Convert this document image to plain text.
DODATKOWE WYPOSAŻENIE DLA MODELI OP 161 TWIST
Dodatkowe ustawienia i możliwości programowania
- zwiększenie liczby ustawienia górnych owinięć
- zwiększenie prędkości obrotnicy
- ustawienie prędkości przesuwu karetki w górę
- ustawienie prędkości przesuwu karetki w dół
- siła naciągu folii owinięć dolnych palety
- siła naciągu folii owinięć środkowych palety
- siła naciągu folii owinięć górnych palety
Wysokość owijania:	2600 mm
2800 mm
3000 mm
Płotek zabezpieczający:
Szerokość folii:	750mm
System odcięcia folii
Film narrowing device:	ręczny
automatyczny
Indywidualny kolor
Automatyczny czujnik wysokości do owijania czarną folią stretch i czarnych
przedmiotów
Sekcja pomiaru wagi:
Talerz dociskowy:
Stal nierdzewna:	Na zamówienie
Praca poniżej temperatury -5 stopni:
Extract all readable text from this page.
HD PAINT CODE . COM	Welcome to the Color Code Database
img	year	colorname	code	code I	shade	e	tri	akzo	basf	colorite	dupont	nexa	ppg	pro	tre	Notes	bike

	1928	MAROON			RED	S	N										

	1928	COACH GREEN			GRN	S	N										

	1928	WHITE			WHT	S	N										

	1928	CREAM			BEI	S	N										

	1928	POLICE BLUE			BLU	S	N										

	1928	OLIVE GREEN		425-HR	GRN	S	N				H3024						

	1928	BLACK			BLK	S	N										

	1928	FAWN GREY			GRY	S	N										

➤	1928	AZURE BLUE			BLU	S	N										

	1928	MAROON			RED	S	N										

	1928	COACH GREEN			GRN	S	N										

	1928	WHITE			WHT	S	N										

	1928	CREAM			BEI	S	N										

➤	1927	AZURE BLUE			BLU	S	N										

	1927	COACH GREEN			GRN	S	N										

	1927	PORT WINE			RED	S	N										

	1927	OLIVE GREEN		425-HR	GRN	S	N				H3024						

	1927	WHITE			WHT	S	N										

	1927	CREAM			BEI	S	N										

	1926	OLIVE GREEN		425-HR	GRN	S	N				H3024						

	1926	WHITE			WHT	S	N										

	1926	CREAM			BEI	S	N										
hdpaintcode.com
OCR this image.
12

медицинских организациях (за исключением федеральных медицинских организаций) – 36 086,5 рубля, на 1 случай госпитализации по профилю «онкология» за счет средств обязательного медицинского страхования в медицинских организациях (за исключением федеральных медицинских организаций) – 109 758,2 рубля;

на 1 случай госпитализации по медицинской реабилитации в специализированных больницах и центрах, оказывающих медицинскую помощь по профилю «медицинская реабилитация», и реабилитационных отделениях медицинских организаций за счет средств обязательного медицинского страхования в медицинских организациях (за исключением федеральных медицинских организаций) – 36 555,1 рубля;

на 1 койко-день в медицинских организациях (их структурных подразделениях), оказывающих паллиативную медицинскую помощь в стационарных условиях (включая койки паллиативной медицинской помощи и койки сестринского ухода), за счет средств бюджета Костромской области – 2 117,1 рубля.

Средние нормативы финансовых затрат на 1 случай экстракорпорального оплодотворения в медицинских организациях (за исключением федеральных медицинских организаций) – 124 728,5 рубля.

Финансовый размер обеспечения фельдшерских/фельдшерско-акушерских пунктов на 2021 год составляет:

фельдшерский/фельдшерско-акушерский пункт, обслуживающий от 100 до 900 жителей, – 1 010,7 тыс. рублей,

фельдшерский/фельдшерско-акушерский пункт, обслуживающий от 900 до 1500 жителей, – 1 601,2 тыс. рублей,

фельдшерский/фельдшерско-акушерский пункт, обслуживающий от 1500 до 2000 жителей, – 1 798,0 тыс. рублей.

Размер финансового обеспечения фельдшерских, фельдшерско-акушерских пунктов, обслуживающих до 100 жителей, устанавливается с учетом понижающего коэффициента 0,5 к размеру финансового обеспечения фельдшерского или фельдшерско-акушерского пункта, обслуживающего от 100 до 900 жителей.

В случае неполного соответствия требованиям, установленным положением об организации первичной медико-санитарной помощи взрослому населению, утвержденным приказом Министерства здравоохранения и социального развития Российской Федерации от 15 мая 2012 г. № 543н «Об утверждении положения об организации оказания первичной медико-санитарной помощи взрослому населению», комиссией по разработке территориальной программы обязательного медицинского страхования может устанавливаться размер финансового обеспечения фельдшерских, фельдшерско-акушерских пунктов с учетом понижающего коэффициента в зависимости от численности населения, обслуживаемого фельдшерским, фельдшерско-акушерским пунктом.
******************************
→ Problem
Print the whole listing again, exactly.

→ Final result
Convert this document image to plain text.
DODATKOWE WYPOSAŻENIE DLA MODELI OP 161 TWIST
Dodatkowe ustawienia i możliwości programowania
- zwiększenie liczby ustawienia górnych owinięć
- zwiększenie prędkości obrotnicy
- ustawienie prędkości przesuwu karetki w górę
- ustawienie prędkości przesuwu karetki w dół
- siła naciągu folii owinięć dolnych palety
- siła naciągu folii owinięć środkowych palety
- siła naciągu folii owinięć górnych palety
Wysokość owijania:	2600 mm
2800 mm
3000 mm
Płotek zabezpieczający:
Szerokość folii:	750mm
System odcięcia folii
Film narrowing device:	ręczny
automatyczny
Indywidualny kolor
Automatyczny czujnik wysokości do owijania czarną folią stretch i czarnych
przedmiotów
Sekcja pomiaru wagi:
Talerz dociskowy:
Stal nierdzewna:	Na zamówienie
Praca poniżej temperatury -5 stopni:
Extract all readable text from this page.
HD PAINT CODE . COM	Welcome to the Color Code Database
img	year	colorname	code	code I	shade	e	tri	akzo	basf	colorite	dupont	nexa	ppg	pro	tre	Notes	bike

	1928	MAROON			RED	S	N										

	1928	COACH GREEN			GRN	S	N										

	1928	WHITE			WHT	S	N										

	1928	CREAM			BEI	S	N										

	1928	POLICE BLUE			BLU	S	N										

	1928	OLIVE GREEN		425-HR	GRN	S	N				H3024						

	1928	BLACK			BLK	S	N										

	1928	FAWN GREY			GRY	S	N										

➤	1928	AZURE BLUE			BLU	S	N										

	1928	MAROON			RED	S	N										

	1928	COACH GREEN			GRN	S	N										

	1928	WHITE			WHT	S	N										

	1928	CREAM			BEI	S	N										

➤	1927	AZURE BLUE			BLU	S	N										

	1927	COACH GREEN			GRN	S	N										

	1927	PORT WINE			RED	S	N										

	1927	OLIVE GREEN		425-HR	GRN	S	N				H3024						

	1927	WHITE			WHT	S	N										

	1927	CREAM			BEI	S	N										

	1926	OLIVE GREEN		425-HR	GRN	S	N				H3024						

	1926	WHITE			WHT	S	N										

	1926	CREAM			BEI	S	N										
hdpaintcode.com
OCR this image.
12

медицинских организациях (за исключением федеральных медицинских организаций) – 36 086,5 рубля, на 1 случай госпитализации по профилю «онкология» за счет средств обязательного медицинского страхования в медицинских организациях (за исключением федеральных медицинских организаций) – 109 758,2 рубля;

на 1 случай госпитализации по медицинской реабилитации в специализированных больницах и центрах, оказывающих медицинскую помощь по профилю «медицинская реабилитация», и реабилитационных отделениях медицинских организаций за счет средств обязательного медицинского страхования в медицинских организациях (за исключением федеральных медицинских организаций) – 36 555,1 рубля;

на 1 койко-день в медицинских организациях (их структурных подразделениях), оказывающих паллиативную медицинскую помощь в стационарных условиях (включая койки паллиативной медицинской помощи и койки сестринского ухода), за счет средств бюджета Костромской области – 2 117,1 рубля.

Средние нормативы финансовых затрат на 1 случай экстракорпорального оплодотворения в медицинских организациях (за исключением федеральных медицинских организаций) – 124 728,5 рубля.

Финансовый размер обеспечения фельдшерских/фельдшерско-акушерских пунктов на 2021 год составляет:

фельдшерский/фельдшерско-акушерский пункт, обслуживающий от 100 до 900 жителей, – 1 010,7 тыс. рублей,

фельдшерский/фельдшерско-акушерский пункт, обслуживающий от 900 до 1500 жителей, – 1 601,2 тыс. рублей,

фельдшерский/фельдшерско-акушерский пункт, обслуживающий от 1500 до 2000 жителей, – 1 798,0 тыс. рублей.

Размер финансового обеспечения фельдшерских, фельдшерско-акушерских пунктов, обслуживающих до 100 жителей, устанавливается с учетом понижающего коэффициента 0,5 к размеру финансового обеспечения фельдшерского или фельдшерско-акушерского пункта, обслуживающего от 100 до 900 жителей.

В случае неполного соответствия требованиям, установленным положением об организации первичной медико-санитарной помощи взрослому населению, утвержденным приказом Министерства здравоохранения и социального развития Российской Федерации от 15 мая 2012 г. № 543н «Об утверждении положения об организации оказания первичной медико-санитарной помощи взрослому населению», комиссией по разработке территориальной программы обязательного медицинского страхования может устанавливаться размер финансового обеспечения фельдшерских, фельдшерско-акушерских пунктов с учетом понижающего коэффициента в зависимости от численности населения, обслуживаемого фельдшерским, фельдшерско-акушерским пунктом.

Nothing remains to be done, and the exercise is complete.